[Items from a data source]
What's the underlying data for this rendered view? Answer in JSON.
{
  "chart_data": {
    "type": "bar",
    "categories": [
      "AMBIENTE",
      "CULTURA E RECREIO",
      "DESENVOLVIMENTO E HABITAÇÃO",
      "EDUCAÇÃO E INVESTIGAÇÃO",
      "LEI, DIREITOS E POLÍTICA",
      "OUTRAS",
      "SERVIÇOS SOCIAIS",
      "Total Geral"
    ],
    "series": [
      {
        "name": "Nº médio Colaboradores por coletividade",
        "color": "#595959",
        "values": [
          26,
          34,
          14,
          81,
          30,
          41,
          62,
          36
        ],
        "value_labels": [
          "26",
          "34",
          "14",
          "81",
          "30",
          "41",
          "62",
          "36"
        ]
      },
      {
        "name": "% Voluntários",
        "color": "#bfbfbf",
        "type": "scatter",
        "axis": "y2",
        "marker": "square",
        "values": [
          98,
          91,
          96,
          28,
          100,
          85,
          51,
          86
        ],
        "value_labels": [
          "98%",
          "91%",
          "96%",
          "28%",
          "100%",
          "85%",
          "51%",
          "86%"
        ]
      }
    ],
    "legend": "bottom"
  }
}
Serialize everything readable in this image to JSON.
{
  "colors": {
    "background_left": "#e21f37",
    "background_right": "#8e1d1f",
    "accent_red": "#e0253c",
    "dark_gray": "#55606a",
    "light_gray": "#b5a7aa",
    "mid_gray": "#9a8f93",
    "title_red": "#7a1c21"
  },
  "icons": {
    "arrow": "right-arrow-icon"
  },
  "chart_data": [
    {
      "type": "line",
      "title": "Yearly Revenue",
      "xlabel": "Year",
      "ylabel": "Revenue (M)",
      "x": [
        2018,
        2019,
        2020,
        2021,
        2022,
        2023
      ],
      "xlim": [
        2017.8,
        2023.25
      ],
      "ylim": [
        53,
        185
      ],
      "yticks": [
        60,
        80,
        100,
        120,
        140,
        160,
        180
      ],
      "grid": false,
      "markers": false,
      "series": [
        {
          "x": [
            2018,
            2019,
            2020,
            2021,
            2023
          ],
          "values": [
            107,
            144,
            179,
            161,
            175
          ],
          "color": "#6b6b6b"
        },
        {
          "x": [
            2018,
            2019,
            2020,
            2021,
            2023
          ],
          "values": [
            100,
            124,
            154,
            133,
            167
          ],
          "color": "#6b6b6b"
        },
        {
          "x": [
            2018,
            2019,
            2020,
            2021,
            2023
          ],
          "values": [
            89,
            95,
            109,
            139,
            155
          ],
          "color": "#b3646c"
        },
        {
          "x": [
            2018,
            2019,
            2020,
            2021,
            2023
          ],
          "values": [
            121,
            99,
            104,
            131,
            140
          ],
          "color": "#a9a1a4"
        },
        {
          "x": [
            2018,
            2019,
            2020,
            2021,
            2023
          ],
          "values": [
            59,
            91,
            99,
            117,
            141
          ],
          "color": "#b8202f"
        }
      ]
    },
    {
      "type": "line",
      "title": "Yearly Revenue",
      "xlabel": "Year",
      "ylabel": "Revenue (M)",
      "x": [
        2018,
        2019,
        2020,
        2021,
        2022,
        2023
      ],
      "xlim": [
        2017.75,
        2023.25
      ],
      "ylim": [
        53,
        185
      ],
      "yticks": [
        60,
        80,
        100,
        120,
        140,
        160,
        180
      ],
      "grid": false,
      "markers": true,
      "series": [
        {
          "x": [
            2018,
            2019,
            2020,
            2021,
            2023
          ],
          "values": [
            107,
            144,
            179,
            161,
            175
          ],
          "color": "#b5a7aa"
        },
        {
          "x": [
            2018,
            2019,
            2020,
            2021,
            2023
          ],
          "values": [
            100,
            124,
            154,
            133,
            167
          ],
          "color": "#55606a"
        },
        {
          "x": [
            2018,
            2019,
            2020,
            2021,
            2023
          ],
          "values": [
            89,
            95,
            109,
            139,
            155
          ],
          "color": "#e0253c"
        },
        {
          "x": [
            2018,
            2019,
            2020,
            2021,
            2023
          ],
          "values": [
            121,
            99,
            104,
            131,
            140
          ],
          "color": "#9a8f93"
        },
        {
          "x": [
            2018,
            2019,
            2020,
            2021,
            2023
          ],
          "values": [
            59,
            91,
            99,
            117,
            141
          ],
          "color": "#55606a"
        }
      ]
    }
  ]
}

SET PROBLEM:
Look over the listing above. Pick out and copy every line that includes "name".

CORRECT RESPONSE:
        "name": "Nº médio Colaboradores por coletividade",
        "name": "% Voluntários",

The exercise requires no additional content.